**Records excerpted from a collection:**
........
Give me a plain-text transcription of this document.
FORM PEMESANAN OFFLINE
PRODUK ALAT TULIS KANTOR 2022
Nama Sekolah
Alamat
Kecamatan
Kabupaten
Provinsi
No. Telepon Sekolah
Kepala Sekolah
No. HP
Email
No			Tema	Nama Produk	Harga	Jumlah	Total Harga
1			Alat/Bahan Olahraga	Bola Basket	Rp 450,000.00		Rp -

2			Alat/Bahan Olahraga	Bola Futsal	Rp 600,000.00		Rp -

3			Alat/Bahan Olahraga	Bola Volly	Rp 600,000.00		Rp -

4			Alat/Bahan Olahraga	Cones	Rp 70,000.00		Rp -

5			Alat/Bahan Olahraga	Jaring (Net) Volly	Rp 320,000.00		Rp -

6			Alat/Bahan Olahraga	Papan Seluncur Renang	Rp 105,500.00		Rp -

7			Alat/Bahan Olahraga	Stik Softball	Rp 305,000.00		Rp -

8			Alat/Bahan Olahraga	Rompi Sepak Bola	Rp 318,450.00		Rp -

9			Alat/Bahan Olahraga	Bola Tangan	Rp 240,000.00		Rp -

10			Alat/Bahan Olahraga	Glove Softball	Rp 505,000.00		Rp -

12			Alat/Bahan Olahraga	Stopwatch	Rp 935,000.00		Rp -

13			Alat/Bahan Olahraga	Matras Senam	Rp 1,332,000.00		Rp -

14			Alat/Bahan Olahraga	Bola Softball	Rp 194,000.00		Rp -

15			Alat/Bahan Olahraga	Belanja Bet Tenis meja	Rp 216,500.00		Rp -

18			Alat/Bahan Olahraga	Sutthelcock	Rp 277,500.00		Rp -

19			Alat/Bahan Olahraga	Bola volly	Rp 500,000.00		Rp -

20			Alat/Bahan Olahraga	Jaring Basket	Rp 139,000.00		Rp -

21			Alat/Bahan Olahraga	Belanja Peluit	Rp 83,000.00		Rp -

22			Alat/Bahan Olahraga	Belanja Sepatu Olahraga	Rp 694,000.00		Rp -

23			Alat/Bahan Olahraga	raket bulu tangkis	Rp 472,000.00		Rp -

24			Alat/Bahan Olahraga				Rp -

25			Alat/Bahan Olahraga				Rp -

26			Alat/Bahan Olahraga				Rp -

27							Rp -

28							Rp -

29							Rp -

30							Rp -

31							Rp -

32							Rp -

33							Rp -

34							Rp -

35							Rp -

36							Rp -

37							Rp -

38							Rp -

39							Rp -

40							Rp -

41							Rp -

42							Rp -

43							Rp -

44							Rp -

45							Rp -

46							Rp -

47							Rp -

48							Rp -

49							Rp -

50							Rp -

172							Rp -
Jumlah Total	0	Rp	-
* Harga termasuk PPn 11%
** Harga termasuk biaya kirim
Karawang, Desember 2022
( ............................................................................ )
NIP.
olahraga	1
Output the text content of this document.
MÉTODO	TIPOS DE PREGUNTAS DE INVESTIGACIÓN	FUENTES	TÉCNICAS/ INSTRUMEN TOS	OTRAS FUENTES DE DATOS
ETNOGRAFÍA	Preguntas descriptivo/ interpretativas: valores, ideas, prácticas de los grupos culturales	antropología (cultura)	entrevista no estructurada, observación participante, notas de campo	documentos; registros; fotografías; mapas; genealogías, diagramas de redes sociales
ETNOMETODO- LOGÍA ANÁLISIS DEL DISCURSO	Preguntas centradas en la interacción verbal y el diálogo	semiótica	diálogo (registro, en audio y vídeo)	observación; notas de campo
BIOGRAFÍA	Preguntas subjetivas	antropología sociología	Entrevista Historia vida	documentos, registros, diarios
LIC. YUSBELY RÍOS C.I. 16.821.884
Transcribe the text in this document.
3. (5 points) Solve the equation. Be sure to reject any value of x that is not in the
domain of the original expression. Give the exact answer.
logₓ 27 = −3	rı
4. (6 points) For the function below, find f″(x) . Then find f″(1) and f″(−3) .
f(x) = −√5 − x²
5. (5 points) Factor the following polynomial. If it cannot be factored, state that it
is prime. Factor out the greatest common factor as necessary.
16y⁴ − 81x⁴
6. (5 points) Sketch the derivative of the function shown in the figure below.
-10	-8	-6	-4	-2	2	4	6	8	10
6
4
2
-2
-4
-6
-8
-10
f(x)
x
........
Take the entries above and transcribe them in full.

**Worked solution:**
Give me a plain-text transcription of this document.
FORM PEMESANAN OFFLINE
PRODUK ALAT TULIS KANTOR 2022
Nama Sekolah
Alamat
Kecamatan
Kabupaten
Provinsi
No. Telepon Sekolah
Kepala Sekolah
No. HP
Email
No			Tema	Nama Produk	Harga	Jumlah	Total Harga
1			Alat/Bahan Olahraga	Bola Basket	Rp 450,000.00		Rp -

2			Alat/Bahan Olahraga	Bola Futsal	Rp 600,000.00		Rp -

3			Alat/Bahan Olahraga	Bola Volly	Rp 600,000.00		Rp -

4			Alat/Bahan Olahraga	Cones	Rp 70,000.00		Rp -

5			Alat/Bahan Olahraga	Jaring (Net) Volly	Rp 320,000.00		Rp -

6			Alat/Bahan Olahraga	Papan Seluncur Renang	Rp 105,500.00		Rp -

7			Alat/Bahan Olahraga	Stik Softball	Rp 305,000.00		Rp -

8			Alat/Bahan Olahraga	Rompi Sepak Bola	Rp 318,450.00		Rp -

9			Alat/Bahan Olahraga	Bola Tangan	Rp 240,000.00		Rp -

10			Alat/Bahan Olahraga	Glove Softball	Rp 505,000.00		Rp -

12			Alat/Bahan Olahraga	Stopwatch	Rp 935,000.00		Rp -

13			Alat/Bahan Olahraga	Matras Senam	Rp 1,332,000.00		Rp -

14			Alat/Bahan Olahraga	Bola Softball	Rp 194,000.00		Rp -

15			Alat/Bahan Olahraga	Belanja Bet Tenis meja	Rp 216,500.00		Rp -

18			Alat/Bahan Olahraga	Sutthelcock	Rp 277,500.00		Rp -

19			Alat/Bahan Olahraga	Bola volly	Rp 500,000.00		Rp -

20			Alat/Bahan Olahraga	Jaring Basket	Rp 139,000.00		Rp -

21			Alat/Bahan Olahraga	Belanja Peluit	Rp 83,000.00		Rp -

22			Alat/Bahan Olahraga	Belanja Sepatu Olahraga	Rp 694,000.00		Rp -

23			Alat/Bahan Olahraga	raket bulu tangkis	Rp 472,000.00		Rp -

24			Alat/Bahan Olahraga				Rp -

25			Alat/Bahan Olahraga				Rp -

26			Alat/Bahan Olahraga				Rp -

27							Rp -

28							Rp -

29							Rp -

30							Rp -

31							Rp -

32							Rp -

33							Rp -

34							Rp -

35							Rp -

36							Rp -

37							Rp -

38							Rp -

39							Rp -

40							Rp -

41							Rp -

42							Rp -

43							Rp -

44							Rp -

45							Rp -

46							Rp -

47							Rp -

48							Rp -

49							Rp -

50							Rp -

172							Rp -
Jumlah Total	0	Rp	-
* Harga termasuk PPn 11%
** Harga termasuk biaya kirim
Karawang, Desember 2022
( ............................................................................ )
NIP.
olahraga	1
Output the text content of this document.
MÉTODO	TIPOS DE PREGUNTAS DE INVESTIGACIÓN	FUENTES	TÉCNICAS/ INSTRUMEN TOS	OTRAS FUENTES DE DATOS
ETNOGRAFÍA	Preguntas descriptivo/ interpretativas: valores, ideas, prácticas de los grupos culturales	antropología (cultura)	entrevista no estructurada, observación participante, notas de campo	documentos; registros; fotografías; mapas; genealogías, diagramas de redes sociales
ETNOMETODO- LOGÍA ANÁLISIS DEL DISCURSO	Preguntas centradas en la interacción verbal y el diálogo	semiótica	diálogo (registro, en audio y vídeo)	observación; notas de campo
BIOGRAFÍA	Preguntas subjetivas	antropología sociología	Entrevista Historia vida	documentos, registros, diarios
LIC. YUSBELY RÍOS C.I. 16.821.884
Transcribe the text in this document.
3. (5 points) Solve the equation. Be sure to reject any value of x that is not in the
domain of the original expression. Give the exact answer.
logₓ 27 = −3	rı
4. (6 points) For the function below, find f″(x) . Then find f″(1) and f″(−3) .
f(x) = −√5 − x²
5. (5 points) Factor the following polynomial. If it cannot be factored, state that it
is prime. Factor out the greatest common factor as necessary.
16y⁴ − 81x⁴
6. (5 points) Sketch the derivative of the function shown in the figure below.
-10	-8	-6	-4	-2	2	4	6	8	10
6
4
2
-2
-4
-6
-8
-10
f(x)
x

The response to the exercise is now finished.